#### Do this:
Reproduce the records below in their entirety, character for character.

#### Given records:

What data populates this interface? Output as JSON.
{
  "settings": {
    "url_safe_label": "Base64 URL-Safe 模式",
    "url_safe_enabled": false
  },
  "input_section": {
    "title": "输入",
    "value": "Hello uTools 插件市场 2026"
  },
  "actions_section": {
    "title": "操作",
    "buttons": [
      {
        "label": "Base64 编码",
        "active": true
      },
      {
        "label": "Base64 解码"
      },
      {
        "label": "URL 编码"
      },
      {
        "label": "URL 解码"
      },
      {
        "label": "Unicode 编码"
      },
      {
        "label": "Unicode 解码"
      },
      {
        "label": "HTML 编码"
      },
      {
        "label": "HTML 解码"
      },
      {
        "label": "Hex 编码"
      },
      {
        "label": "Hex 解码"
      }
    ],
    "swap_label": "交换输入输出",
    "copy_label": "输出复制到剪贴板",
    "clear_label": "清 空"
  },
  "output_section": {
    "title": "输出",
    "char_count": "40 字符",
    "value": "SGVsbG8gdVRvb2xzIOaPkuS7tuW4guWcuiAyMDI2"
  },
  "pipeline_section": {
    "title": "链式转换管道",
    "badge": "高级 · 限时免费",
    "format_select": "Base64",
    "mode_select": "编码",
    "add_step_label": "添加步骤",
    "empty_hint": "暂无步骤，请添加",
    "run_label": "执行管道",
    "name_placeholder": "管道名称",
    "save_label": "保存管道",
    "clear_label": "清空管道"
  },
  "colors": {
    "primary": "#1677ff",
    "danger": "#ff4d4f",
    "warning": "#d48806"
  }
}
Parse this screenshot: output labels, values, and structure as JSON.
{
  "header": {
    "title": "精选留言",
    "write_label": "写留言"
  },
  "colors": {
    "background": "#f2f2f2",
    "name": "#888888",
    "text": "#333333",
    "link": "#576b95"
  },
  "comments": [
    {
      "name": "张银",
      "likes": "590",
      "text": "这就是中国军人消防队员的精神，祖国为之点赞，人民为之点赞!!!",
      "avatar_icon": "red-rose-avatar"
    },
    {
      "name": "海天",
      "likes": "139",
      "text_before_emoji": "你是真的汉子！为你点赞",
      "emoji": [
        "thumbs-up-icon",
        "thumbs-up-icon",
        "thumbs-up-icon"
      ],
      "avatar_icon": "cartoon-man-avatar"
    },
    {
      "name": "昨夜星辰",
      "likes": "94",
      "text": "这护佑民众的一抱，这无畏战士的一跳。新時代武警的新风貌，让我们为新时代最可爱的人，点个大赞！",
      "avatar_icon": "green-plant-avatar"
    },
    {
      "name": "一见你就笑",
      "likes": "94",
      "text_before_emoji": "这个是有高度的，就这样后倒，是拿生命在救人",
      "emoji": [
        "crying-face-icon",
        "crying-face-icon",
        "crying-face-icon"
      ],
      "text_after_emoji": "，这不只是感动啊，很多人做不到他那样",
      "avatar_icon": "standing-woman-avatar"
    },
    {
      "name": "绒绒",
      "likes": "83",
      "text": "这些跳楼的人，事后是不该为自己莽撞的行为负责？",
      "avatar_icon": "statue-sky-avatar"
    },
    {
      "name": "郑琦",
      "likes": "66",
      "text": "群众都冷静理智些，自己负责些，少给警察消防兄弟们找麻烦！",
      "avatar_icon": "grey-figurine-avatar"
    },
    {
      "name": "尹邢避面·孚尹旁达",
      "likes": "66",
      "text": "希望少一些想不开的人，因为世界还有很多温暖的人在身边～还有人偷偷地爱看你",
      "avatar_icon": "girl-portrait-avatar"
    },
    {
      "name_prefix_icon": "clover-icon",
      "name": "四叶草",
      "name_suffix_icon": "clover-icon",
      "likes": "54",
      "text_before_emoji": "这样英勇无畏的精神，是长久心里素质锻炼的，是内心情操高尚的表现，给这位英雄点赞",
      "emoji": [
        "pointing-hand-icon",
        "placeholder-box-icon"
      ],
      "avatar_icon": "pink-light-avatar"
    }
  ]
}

#### Full solution:
What data populates this interface? Output as JSON.
{
  "settings": {
    "url_safe_label": "Base64 URL-Safe 模式",
    "url_safe_enabled": false
  },
  "input_section": {
    "title": "输入",
    "value": "Hello uTools 插件市场 2026"
  },
  "actions_section": {
    "title": "操作",
    "buttons": [
      {
        "label": "Base64 编码",
        "active": true
      },
      {
        "label": "Base64 解码"
      },
      {
        "label": "URL 编码"
      },
      {
        "label": "URL 解码"
      },
      {
        "label": "Unicode 编码"
      },
      {
        "label": "Unicode 解码"
      },
      {
        "label": "HTML 编码"
      },
      {
        "label": "HTML 解码"
      },
      {
        "label": "Hex 编码"
      },
      {
        "label": "Hex 解码"
      }
    ],
    "swap_label": "交换输入输出",
    "copy_label": "输出复制到剪贴板",
    "clear_label": "清 空"
  },
  "output_section": {
    "title": "输出",
    "char_count": "40 字符",
    "value": "SGVsbG8gdVRvb2xzIOaPkuS7tuW4guWcuiAyMDI2"
  },
  "pipeline_section": {
    "title": "链式转换管道",
    "badge": "高级 · 限时免费",
    "format_select": "Base64",
    "mode_select": "编码",
    "add_step_label": "添加步骤",
    "empty_hint": "暂无步骤，请添加",
    "run_label": "执行管道",
    "name_placeholder": "管道名称",
    "save_label": "保存管道",
    "clear_label": "清空管道"
  },
  "colors": {
    "primary": "#1677ff",
    "danger": "#ff4d4f",
    "warning": "#d48806"
  }
}
Parse this screenshot: output labels, values, and structure as JSON.
{
  "header": {
    "title": "精选留言",
    "write_label": "写留言"
  },
  "colors": {
    "background": "#f2f2f2",
    "name": "#888888",
    "text": "#333333",
    "link": "#576b95"
  },
  "comments": [
    {
      "name": "张银",
      "likes": "590",
      "text": "这就是中国军人消防队员的精神，祖国为之点赞，人民为之点赞!!!",
      "avatar_icon": "red-rose-avatar"
    },
    {
      "name": "海天",
      "likes": "139",
      "text_before_emoji": "你是真的汉子！为你点赞",
      "emoji": [
        "thumbs-up-icon",
        "thumbs-up-icon",
        "thumbs-up-icon"
      ],
      "avatar_icon": "cartoon-man-avatar"
    },
    {
      "name": "昨夜星辰",
      "likes": "94",
      "text": "这护佑民众的一抱，这无畏战士的一跳。新時代武警的新风貌，让我们为新时代最可爱的人，点个大赞！",
      "avatar_icon": "green-plant-avatar"
    },
    {
      "name": "一见你就笑",
      "likes": "94",
      "text_before_emoji": "这个是有高度的，就这样后倒，是拿生命在救人",
      "emoji": [
        "crying-face-icon",
        "crying-face-icon",
        "crying-face-icon"
      ],
      "text_after_emoji": "，这不只是感动啊，很多人做不到他那样",
      "avatar_icon": "standing-woman-avatar"
    },
    {
      "name": "绒绒",
      "likes": "83",
      "text": "这些跳楼的人，事后是不该为自己莽撞的行为负责？",
      "avatar_icon": "statue-sky-avatar"
    },
    {
      "name": "郑琦",
      "likes": "66",
      "text": "群众都冷静理智些，自己负责些，少给警察消防兄弟们找麻烦！",
      "avatar_icon": "grey-figurine-avatar"
    },
    {
      "name": "尹邢避面·孚尹旁达",
      "likes": "66",
      "text": "希望少一些想不开的人，因为世界还有很多温暖的人在身边～还有人偷偷地爱看你",
      "avatar_icon": "girl-portrait-avatar"
    },
    {
      "name_prefix_icon": "clover-icon",
      "name": "四叶草",
      "name_suffix_icon": "clover-icon",
      "likes": "54",
      "text_before_emoji": "这样英勇无畏的精神，是长久心里素质锻炼的，是内心情操高尚的表现，给这位英雄点赞",
      "emoji": [
        "pointing-hand-icon",
        "placeholder-box-icon"
      ],
      "avatar_icon": "pink-light-avatar"
    }
  ]
}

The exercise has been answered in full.